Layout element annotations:
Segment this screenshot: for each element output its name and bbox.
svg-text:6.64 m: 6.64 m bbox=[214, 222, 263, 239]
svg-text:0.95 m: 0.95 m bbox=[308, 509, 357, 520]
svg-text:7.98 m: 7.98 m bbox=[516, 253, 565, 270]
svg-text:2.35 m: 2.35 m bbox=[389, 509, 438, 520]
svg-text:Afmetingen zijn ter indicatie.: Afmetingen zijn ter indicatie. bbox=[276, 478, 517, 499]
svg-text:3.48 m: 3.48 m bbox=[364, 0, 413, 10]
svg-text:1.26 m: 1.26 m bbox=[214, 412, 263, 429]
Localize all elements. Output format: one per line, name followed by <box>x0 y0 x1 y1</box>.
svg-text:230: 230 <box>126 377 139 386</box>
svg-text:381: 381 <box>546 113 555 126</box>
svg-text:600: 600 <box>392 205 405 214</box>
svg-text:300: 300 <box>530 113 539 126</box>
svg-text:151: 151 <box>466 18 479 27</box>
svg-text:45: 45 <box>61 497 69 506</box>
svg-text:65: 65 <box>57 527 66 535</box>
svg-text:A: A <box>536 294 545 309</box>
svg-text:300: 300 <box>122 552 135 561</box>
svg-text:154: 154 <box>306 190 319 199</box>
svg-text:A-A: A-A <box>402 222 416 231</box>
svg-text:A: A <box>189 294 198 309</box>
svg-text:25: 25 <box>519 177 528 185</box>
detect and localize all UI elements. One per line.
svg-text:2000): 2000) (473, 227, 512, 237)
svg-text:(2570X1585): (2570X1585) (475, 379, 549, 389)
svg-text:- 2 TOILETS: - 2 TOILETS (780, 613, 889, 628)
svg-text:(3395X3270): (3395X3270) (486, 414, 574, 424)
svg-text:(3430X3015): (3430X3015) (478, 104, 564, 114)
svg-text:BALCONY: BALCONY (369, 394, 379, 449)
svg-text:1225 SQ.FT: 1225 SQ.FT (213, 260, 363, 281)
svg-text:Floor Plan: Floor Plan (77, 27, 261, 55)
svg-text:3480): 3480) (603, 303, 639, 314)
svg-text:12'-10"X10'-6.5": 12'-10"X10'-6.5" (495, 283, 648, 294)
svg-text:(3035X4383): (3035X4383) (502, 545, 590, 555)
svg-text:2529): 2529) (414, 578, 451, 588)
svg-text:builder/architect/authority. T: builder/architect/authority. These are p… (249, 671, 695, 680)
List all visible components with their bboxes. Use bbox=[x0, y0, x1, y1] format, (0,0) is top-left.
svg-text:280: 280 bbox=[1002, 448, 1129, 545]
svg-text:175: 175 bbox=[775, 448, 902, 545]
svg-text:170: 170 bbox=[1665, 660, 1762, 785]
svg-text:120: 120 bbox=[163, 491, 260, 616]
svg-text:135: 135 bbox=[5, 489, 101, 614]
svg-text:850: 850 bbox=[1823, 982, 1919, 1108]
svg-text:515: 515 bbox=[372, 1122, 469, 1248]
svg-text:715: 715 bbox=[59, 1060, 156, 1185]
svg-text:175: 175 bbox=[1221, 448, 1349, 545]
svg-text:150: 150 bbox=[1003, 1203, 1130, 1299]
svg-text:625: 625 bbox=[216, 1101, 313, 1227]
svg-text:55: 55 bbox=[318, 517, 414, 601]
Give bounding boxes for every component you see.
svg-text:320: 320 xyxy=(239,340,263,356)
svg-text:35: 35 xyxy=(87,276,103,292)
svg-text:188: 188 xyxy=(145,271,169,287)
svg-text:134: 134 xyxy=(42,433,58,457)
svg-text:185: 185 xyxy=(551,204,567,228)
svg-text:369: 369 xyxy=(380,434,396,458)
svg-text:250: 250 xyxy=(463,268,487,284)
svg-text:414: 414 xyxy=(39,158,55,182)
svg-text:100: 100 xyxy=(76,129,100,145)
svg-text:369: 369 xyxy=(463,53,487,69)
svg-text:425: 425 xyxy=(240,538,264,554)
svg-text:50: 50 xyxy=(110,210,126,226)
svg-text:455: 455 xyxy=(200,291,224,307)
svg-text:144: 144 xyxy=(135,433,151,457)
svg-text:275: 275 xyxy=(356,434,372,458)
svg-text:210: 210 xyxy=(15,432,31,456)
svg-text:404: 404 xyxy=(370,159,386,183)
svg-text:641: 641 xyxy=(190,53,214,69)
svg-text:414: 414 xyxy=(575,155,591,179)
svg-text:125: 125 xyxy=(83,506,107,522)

| EXERCISE OBJECTIVE |
Could you express the lines from the first one through the line that contains "svg-text:(3430X3015): (3430X3015) (478, 104, 564, 114)" as a JSON list of strings, one string per line, with blank lines left out?

| THE OUTPUT |
[
  "Segment this screenshot: for each element output its name and bbox.",
  "svg-text:6.64 m: 6.64 m bbox=[214, 222, 263, 239]",
  "svg-text:0.95 m: 0.95 m bbox=[308, 509, 357, 520]",
  "svg-text:7.98 m: 7.98 m bbox=[516, 253, 565, 270]",
  "svg-text:2.35 m: 2.35 m bbox=[389, 509, 438, 520]",
  "svg-text:Afmetingen zijn ter indicatie.: Afmetingen zijn ter indicatie. bbox=[276, 478, 517, 499]",
  "svg-text:3.48 m: 3.48 m bbox=[364, 0, 413, 10]",
  "svg-text:1.26 m: 1.26 m bbox=[214, 412, 263, 429]",
  "Localize all elements. Output format: one per line, name followed by <box>x0 y0 x1 y1</box>.",
  "svg-text:230: 230 <box>126 377 139 386</box>",
  "svg-text:381: 381 <box>546 113 555 126</box>",
  "svg-text:600: 600 <box>392 205 405 214</box>",
  "svg-text:300: 300 <box>530 113 539 126</box>",
  "svg-text:151: 151 <box>466 18 479 27</box>",
  "svg-text:45: 45 <box>61 497 69 506</box>",
  "svg-text:65: 65 <box>57 527 66 535</box>",
  "svg-text:A: A <box>536 294 545 309</box>",
  "svg-text:300: 300 <box>122 552 135 561</box>",
  "svg-text:154: 154 <box>306 190 319 199</box>",
  "svg-text:A-A: A-A <box>402 222 416 231</box>",
  "svg-text:A: A <box>189 294 198 309</box>",
  "svg-text:25: 25 <box>519 177 528 185</box>",
  "detect and localize all UI elements. One per line.",
  "svg-text:2000): 2000) (473, 227, 512, 237)",
  "svg-text:(2570X1585): (2570X1585) (475, 379, 549, 389)",
  "svg-text:- 2 TOILETS: - 2 TOILETS (780, 613, 889, 628)",
  "svg-text:(3395X3270): (3395X3270) (486, 414, 574, 424)",
  "svg-text:(3430X3015): (3430X3015) (478, 104, 564, 114)"
]